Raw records
################
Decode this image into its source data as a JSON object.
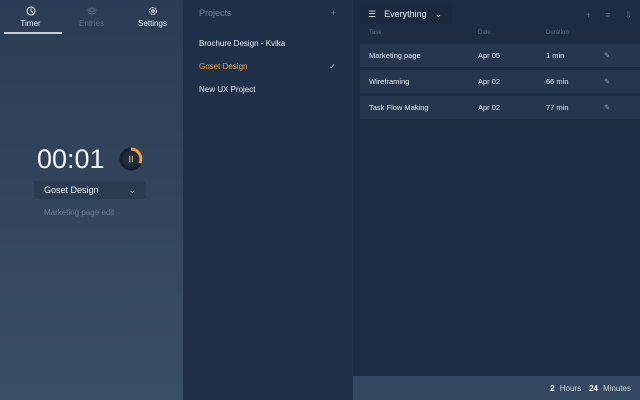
{
  "tabs": [
    {
      "label": "Timer",
      "icon": "clock-icon"
    },
    {
      "label": "Entries",
      "icon": "layers-icon"
    },
    {
      "label": "Settings",
      "icon": "gear-icon"
    }
  ],
  "timer": {
    "time": "00:01",
    "project": "Goset Design",
    "task_placeholder": "Marketing page edit",
    "accent": "#f0a030"
  },
  "projects": {
    "title": "Projects",
    "items": [
      "Brochure Design - Kvika",
      "Goset Design",
      "New UX Project"
    ],
    "selected": "Goset Design"
  },
  "entries": {
    "filter": "Everything",
    "columns": [
      "Task",
      "Date",
      "Duration"
    ],
    "rows": [
      {
        "task": "Marketing page",
        "date": "Apr 05",
        "duration": "1 min"
      },
      {
        "task": "Wireframing",
        "date": "Apr 02",
        "duration": "66 min"
      },
      {
        "task": "Task Flow Making",
        "date": "Apr 02",
        "duration": "77 min"
      }
    ]
  },
  "total": {
    "hours": "2",
    "hours_label": "Hours",
    "minutes": "24",
    "minutes_label": "Minutes"
  }
}
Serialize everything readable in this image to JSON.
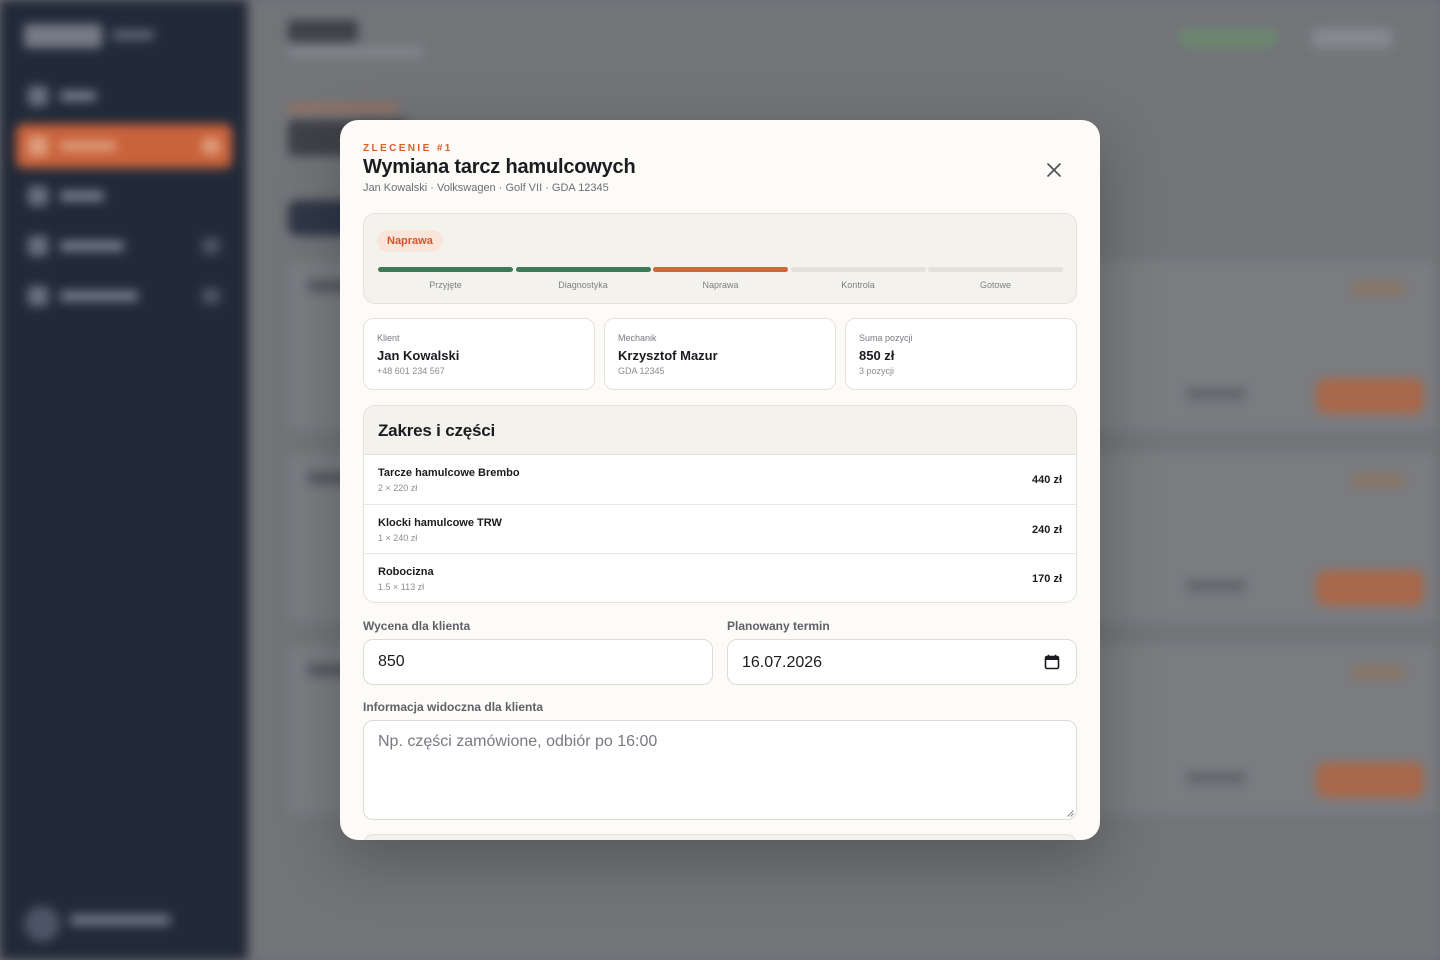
{
  "modal": {
    "eyebrow": "ZLECENIE #1",
    "title": "Wymiana tarcz hamulcowych",
    "subtitle": "Jan Kowalski · Volkswagen · Golf VII · GDA 12345",
    "close_icon": "close-icon"
  },
  "status": {
    "badge": "Naprawa",
    "steps": [
      {
        "label": "Przyjęte",
        "state": "done"
      },
      {
        "label": "Diagnostyka",
        "state": "done"
      },
      {
        "label": "Naprawa",
        "state": "current"
      },
      {
        "label": "Kontrola",
        "state": "pending"
      },
      {
        "label": "Gotowe",
        "state": "pending"
      }
    ]
  },
  "info": {
    "client": {
      "label": "Klient",
      "value": "Jan Kowalski",
      "sub": "+48 601 234 567"
    },
    "mechanic": {
      "label": "Mechanik",
      "value": "Krzysztof Mazur",
      "sub": "GDA 12345"
    },
    "total": {
      "label": "Suma pozycji",
      "value": "850 zł",
      "sub": "3 pozycji"
    }
  },
  "parts": {
    "title": "Zakres i części",
    "items": [
      {
        "name": "Tarcze hamulcowe Brembo",
        "qty": "2 × 220 zł",
        "price": "440 zł"
      },
      {
        "name": "Klocki hamulcowe TRW",
        "qty": "1 × 240 zł",
        "price": "240 zł"
      },
      {
        "name": "Robocizna",
        "qty": "1.5 × 113 zł",
        "price": "170 zł"
      }
    ]
  },
  "form": {
    "quote_label": "Wycena dla klienta",
    "quote_value": "850",
    "date_label": "Planowany termin",
    "date_value": "16.07.2026",
    "note_label": "Informacja widoczna dla klienta",
    "note_placeholder": "Np. części zamówione, odbiór po 16:00"
  },
  "colors": {
    "accent": "#dc5d2c",
    "done": "#3d7a57",
    "sidebar": "#1b2434"
  }
}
################
**WHAT IS ASKED:** Return each line exactly as written. Any picture gets left out.

**RESPONSE BELOW:**
Decode this image into its source data as a JSON object.
{
  "tabs": [
    {
      "label": "Timer",
      "icon": "clock-icon"
    },
    {
      "label": "Entries",
      "icon": "layers-icon"
    },
    {
      "label": "Settings",
      "icon": "gear-icon"
    }
  ],
  "timer": {
    "time": "00:01",
    "project": "Goset Design",
    "task_placeholder": "Marketing page edit",
    "accent": "#f0a030"
  },
  "projects": {
    "title": "Projects",
    "items": [
      "Brochure Design - Kvika",
      "Goset Design",
      "New UX Project"
    ],
    "selected": "Goset Design"
  },
  "entries": {
    "filter": "Everything",
    "columns": [
      "Task",
      "Date",
      "Duration"
    ],
    "rows": [
      {
        "task": "Marketing page",
        "date": "Apr 05",
        "duration": "1 min"
      },
      {
        "task": "Wireframing",
        "date": "Apr 02",
        "duration": "66 min"
      },
      {
        "task": "Task Flow Making",
        "date": "Apr 02",
        "duration": "77 min"
      }
    ]
  },
  "total": {
    "hours": "2",
    "hours_label": "Hours",
    "minutes": "24",
    "minutes_label": "Minutes"
  }
}
Serialize everything readable in this image to JSON.
{
  "modal": {
    "eyebrow": "ZLECENIE #1",
    "title": "Wymiana tarcz hamulcowych",
    "subtitle": "Jan Kowalski · Volkswagen · Golf VII · GDA 12345",
    "close_icon": "close-icon"
  },
  "status": {
    "badge": "Naprawa",
    "steps": [
      {
        "label": "Przyjęte",
        "state": "done"
      },
      {
        "label": "Diagnostyka",
        "state": "done"
      },
      {
        "label": "Naprawa",
        "state": "current"
      },
      {
        "label": "Kontrola",
        "state": "pending"
      },
      {
        "label": "Gotowe",
        "state": "pending"
      }
    ]
  },
  "info": {
    "client": {
      "label": "Klient",
      "value": "Jan Kowalski",
      "sub": "+48 601 234 567"
    },
    "mechanic": {
      "label": "Mechanik",
      "value": "Krzysztof Mazur",
      "sub": "GDA 12345"
    },
    "total": {
      "label": "Suma pozycji",
      "value": "850 zł",
      "sub": "3 pozycji"
    }
  },
  "parts": {
    "title": "Zakres i części",
    "items": [
      {
        "name": "Tarcze hamulcowe Brembo",
        "qty": "2 × 220 zł",
        "price": "440 zł"
      },
      {
        "name": "Klocki hamulcowe TRW",
        "qty": "1 × 240 zł",
        "price": "240 zł"
      },
      {
        "name": "Robocizna",
        "qty": "1.5 × 113 zł",
        "price": "170 zł"
      }
    ]
  },
  "form": {
    "quote_label": "Wycena dla klienta",
    "quote_value": "850",
    "date_label": "Planowany termin",
    "date_value": "16.07.2026",
    "note_label": "Informacja widoczna dla klienta",
    "note_placeholder": "Np. części zamówione, odbiór po 16:00"
  },
  "colors": {
    "accent": "#dc5d2c",
    "done": "#3d7a57",
    "sidebar": "#1b2434"
  }
}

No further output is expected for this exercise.